[Saved entries]
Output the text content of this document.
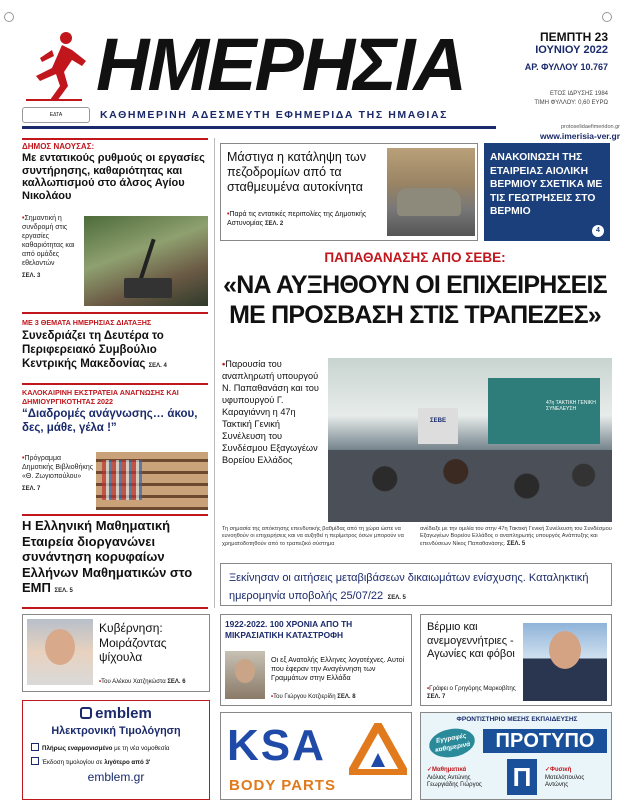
ΗΜΕΡΗΣΙΑ	ΠΕΜΠΤΗ 23
ΙΟΥΝΙΟΥ 2022
ΑΡ. ΦΥΛΛΟΥ 10.767
ΕΤΟΣ ΙΔΡΥΣΗΣ 1984
ΤΙΜΗ ΦΥΛΛΟΥ: 0,60 ΕΥΡΩ
ΕΔΤΑ	ΚΑΘΗΜΕΡΙΝΗ ΑΔΕΣΜΕΥΤΗ ΕΦΗΜΕΡΙΔΑ ΤΗΣ ΗΜΑΘΙΑΣ
protoselidaefimeridon.gr
www.imerisia-ver.gr
ΔΗΜΟΣ ΝΑΟΥΣΑΣ:
Με εντατικούς ρυθμούς οι εργασίες συντήρησης, καθαριότητας και καλλωπισμού στο άλσος Αγίου Νικολάου
•Σημαντική η συνδρομή στις εργασίες καθαριότητας και από ομάδες εθελοντών
ΣΕΛ. 3
ΜΕ 3 ΘΕΜΑΤΑ ΗΜΕΡΗΣΙΑΣ ΔΙΑΤΑΞΗΣ
Συνεδριάζει τη Δευτέρα το Περιφερειακό Συμβούλιο Κεντρικής Μακεδονίας ΣΕΛ. 4
ΚΑΛΟΚΑΙΡΙΝΗ ΕΚΣΤΡΑΤΕΙΑ ΑΝΑΓΝΩΣΗΣ ΚΑΙ ΔΗΜΙΟΥΡΓΙΚΟΤΗΤΑΣ 2022
“Διαδρομές ανάγνωσης… άκου, δες, μάθε, γέλα !”
•Πρόγραμμα Δημοτικής Βιβλιοθήκης «Θ. Ζωγιοπούλου»
ΣΕΛ. 7
Η Ελληνική Μαθηματική Εταιρεία διοργανώνει συνάντηση κορυφαίων Ελλήνων Μαθηματικών στο ΕΜΠ ΣΕΛ. 5
Μάστιγα η κατάληψη των πεζοδρομίων από τα σταθμευμένα αυτοκίνητα
•Παρά τις εντατικές περιπολίες της Δημοτικής Αστυνομίας ΣΕΛ. 2
ΑΝΑΚΟΙΝΩΣΗ ΤΗΣ ΕΤΑΙΡΕΙΑΣ ΑΙΟΛΙΚΗ ΒΕΡΜΙΟΥ ΣΧΕΤΙΚΑ ΜΕ ΤΙΣ ΓΕΩΤΡΗΣΕΙΣ ΣΤΟ ΒΕΡΜΙΟ
4
ΠΑΠΑΘΑΝΑΣΗΣ ΑΠΟ ΣΕΒΕ:
«ΝΑ ΑΥΞΗΘΟΥΝ ΟΙ ΕΠΙΧΕΙΡΗΣΕΙΣ ΜΕ ΠΡΟΣΒΑΣΗ ΣΤΙΣ ΤΡΑΠΕΖΕΣ»
•Παρουσία του αναπληρωτή υπουργού Ν. Παπαθανάση και του υφυπουργού Γ. Καραγιάννη η 47η Τακτική Γενική Συνέλευση του Συνδέσμου Εξαγωγέων Βορείου Ελλάδος
47η ΤΑΚΤΙΚΗ ΓΕΝΙΚΗ ΣΥΝΕΛΕΥΣΗ
ΣΕΒΕ
Τη σημασία της απόκτησης επενδυτικής βαθμίδας από τη χώρα ώστε να ευνοηθούν οι επιχειρήσεις και να αυξηθεί η περίμετρος όσων μπορούν να χρηματοδοτηθούν από το τραπεζικό σύστημα
ανέδειξε με την ομιλία του στην 47η Τακτική Γενική Συνέλευση του Συνδέσμου Εξαγωγέων Βορείου Ελλάδος ο αναπληρωτής υπουργός Ανάπτυξης και επενδύσεων Νίκος Παπαθανάσης. ΣΕΛ. 5
Ξεκίνησαν οι αιτήσεις μεταβιβάσεων δικαιωμάτων ενίσχυσης. Καταληκτική ημερομηνία υποβολής 25/07/22 ΣΕΛ. 5
Κυβέρνηση: Μοιράζοντας ψίχουλα
•Του Αλέκου Χατζηκώστα ΣΕΛ. 6
1922-2022. 100 ΧΡΟΝΙΑ ΑΠΟ ΤΗ ΜΙΚΡΑΣΙΑΤΙΚΗ ΚΑΤΑΣΤΡΟΦΗ
Οι εξ Ανατολής Ελληνες λογοτέχνες. Αυτοί που έφεραν την Αναγέννηση των Γραμμάτων στην Ελλάδα
•Του Γιώργου Κοτζιερίδη ΣΕΛ. 8
Βέρμιο και ανεμογεννήτριες - Αγωνίες και φόβοι
•Γράφει ο Γρηγόρης Μαρκοβίτης ΣΕΛ. 7
emblem
Ηλεκτρονική Τιμολόγηση
Πλήρως εναρμονισμένο με τη νέα νομοθεσία
Έκδοση τιμολογίου σε λιγότερο από 3'
emblem.gr
KSA
BODY PARTS
ΦΡΟΝΤΙΣΤΗΡΙΟ ΜΕΣΗΣ ΕΚΠΑΙΔΕΥΣΗΣ
Εγγραφές καθημερινά	ΠΡΟΤΥΠΟ
✓Μαθηματικά
Λιόλιος Αντώνης
Γεωργιάδης Γιώργος	Π	✓Φυσική
Μοτελόπουλος
Αντώνης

## [Task brief]
Restate the entire listing word for word, excluding pictures.

## [Output for this task]
Output the text content of this document.
ΗΜΕΡΗΣΙΑ	ΠΕΜΠΤΗ 23
ΙΟΥΝΙΟΥ 2022
ΑΡ. ΦΥΛΛΟΥ 10.767
ΕΤΟΣ ΙΔΡΥΣΗΣ 1984
ΤΙΜΗ ΦΥΛΛΟΥ: 0,60 ΕΥΡΩ
ΕΔΤΑ	ΚΑΘΗΜΕΡΙΝΗ ΑΔΕΣΜΕΥΤΗ ΕΦΗΜΕΡΙΔΑ ΤΗΣ ΗΜΑΘΙΑΣ
protoselidaefimeridon.gr
www.imerisia-ver.gr
ΔΗΜΟΣ ΝΑΟΥΣΑΣ:
Με εντατικούς ρυθμούς οι εργασίες συντήρησης, καθαριότητας και καλλωπισμού στο άλσος Αγίου Νικολάου
•Σημαντική η συνδρομή στις εργασίες καθαριότητας και από ομάδες εθελοντών
ΣΕΛ. 3
ΜΕ 3 ΘΕΜΑΤΑ ΗΜΕΡΗΣΙΑΣ ΔΙΑΤΑΞΗΣ
Συνεδριάζει τη Δευτέρα το Περιφερειακό Συμβούλιο Κεντρικής Μακεδονίας ΣΕΛ. 4
ΚΑΛΟΚΑΙΡΙΝΗ ΕΚΣΤΡΑΤΕΙΑ ΑΝΑΓΝΩΣΗΣ ΚΑΙ ΔΗΜΙΟΥΡΓΙΚΟΤΗΤΑΣ 2022
“Διαδρομές ανάγνωσης… άκου, δες, μάθε, γέλα !”
•Πρόγραμμα Δημοτικής Βιβλιοθήκης «Θ. Ζωγιοπούλου»
ΣΕΛ. 7
Η Ελληνική Μαθηματική Εταιρεία διοργανώνει συνάντηση κορυφαίων Ελλήνων Μαθηματικών στο ΕΜΠ ΣΕΛ. 5
Μάστιγα η κατάληψη των πεζοδρομίων από τα σταθμευμένα αυτοκίνητα
•Παρά τις εντατικές περιπολίες της Δημοτικής Αστυνομίας ΣΕΛ. 2
ΑΝΑΚΟΙΝΩΣΗ ΤΗΣ ΕΤΑΙΡΕΙΑΣ ΑΙΟΛΙΚΗ ΒΕΡΜΙΟΥ ΣΧΕΤΙΚΑ ΜΕ ΤΙΣ ΓΕΩΤΡΗΣΕΙΣ ΣΤΟ ΒΕΡΜΙΟ
4
ΠΑΠΑΘΑΝΑΣΗΣ ΑΠΟ ΣΕΒΕ:
«ΝΑ ΑΥΞΗΘΟΥΝ ΟΙ ΕΠΙΧΕΙΡΗΣΕΙΣ ΜΕ ΠΡΟΣΒΑΣΗ ΣΤΙΣ ΤΡΑΠΕΖΕΣ»
•Παρουσία του αναπληρωτή υπουργού Ν. Παπαθανάση και του υφυπουργού Γ. Καραγιάννη η 47η Τακτική Γενική Συνέλευση του Συνδέσμου Εξαγωγέων Βορείου Ελλάδος
47η ΤΑΚΤΙΚΗ ΓΕΝΙΚΗ ΣΥΝΕΛΕΥΣΗ
ΣΕΒΕ
Τη σημασία της απόκτησης επενδυτικής βαθμίδας από τη χώρα ώστε να ευνοηθούν οι επιχειρήσεις και να αυξηθεί η περίμετρος όσων μπορούν να χρηματοδοτηθούν από το τραπεζικό σύστημα
ανέδειξε με την ομιλία του στην 47η Τακτική Γενική Συνέλευση του Συνδέσμου Εξαγωγέων Βορείου Ελλάδος ο αναπληρωτής υπουργός Ανάπτυξης και επενδύσεων Νίκος Παπαθανάσης. ΣΕΛ. 5
Ξεκίνησαν οι αιτήσεις μεταβιβάσεων δικαιωμάτων ενίσχυσης. Καταληκτική ημερομηνία υποβολής 25/07/22 ΣΕΛ. 5
Κυβέρνηση: Μοιράζοντας ψίχουλα
•Του Αλέκου Χατζηκώστα ΣΕΛ. 6
1922-2022. 100 ΧΡΟΝΙΑ ΑΠΟ ΤΗ ΜΙΚΡΑΣΙΑΤΙΚΗ ΚΑΤΑΣΤΡΟΦΗ
Οι εξ Ανατολής Ελληνες λογοτέχνες. Αυτοί που έφεραν την Αναγέννηση των Γραμμάτων στην Ελλάδα
•Του Γιώργου Κοτζιερίδη ΣΕΛ. 8
Βέρμιο και ανεμογεννήτριες - Αγωνίες και φόβοι
•Γράφει ο Γρηγόρης Μαρκοβίτης ΣΕΛ. 7
emblem
Ηλεκτρονική Τιμολόγηση
Πλήρως εναρμονισμένο με τη νέα νομοθεσία
Έκδοση τιμολογίου σε λιγότερο από 3'
emblem.gr
KSA
BODY PARTS
ΦΡΟΝΤΙΣΤΗΡΙΟ ΜΕΣΗΣ ΕΚΠΑΙΔΕΥΣΗΣ
Εγγραφές καθημερινά	ΠΡΟΤΥΠΟ
✓Μαθηματικά
Λιόλιος Αντώνης
Γεωργιάδης Γιώργος	Π	✓Φυσική
Μοτελόπουλος
Αντώνης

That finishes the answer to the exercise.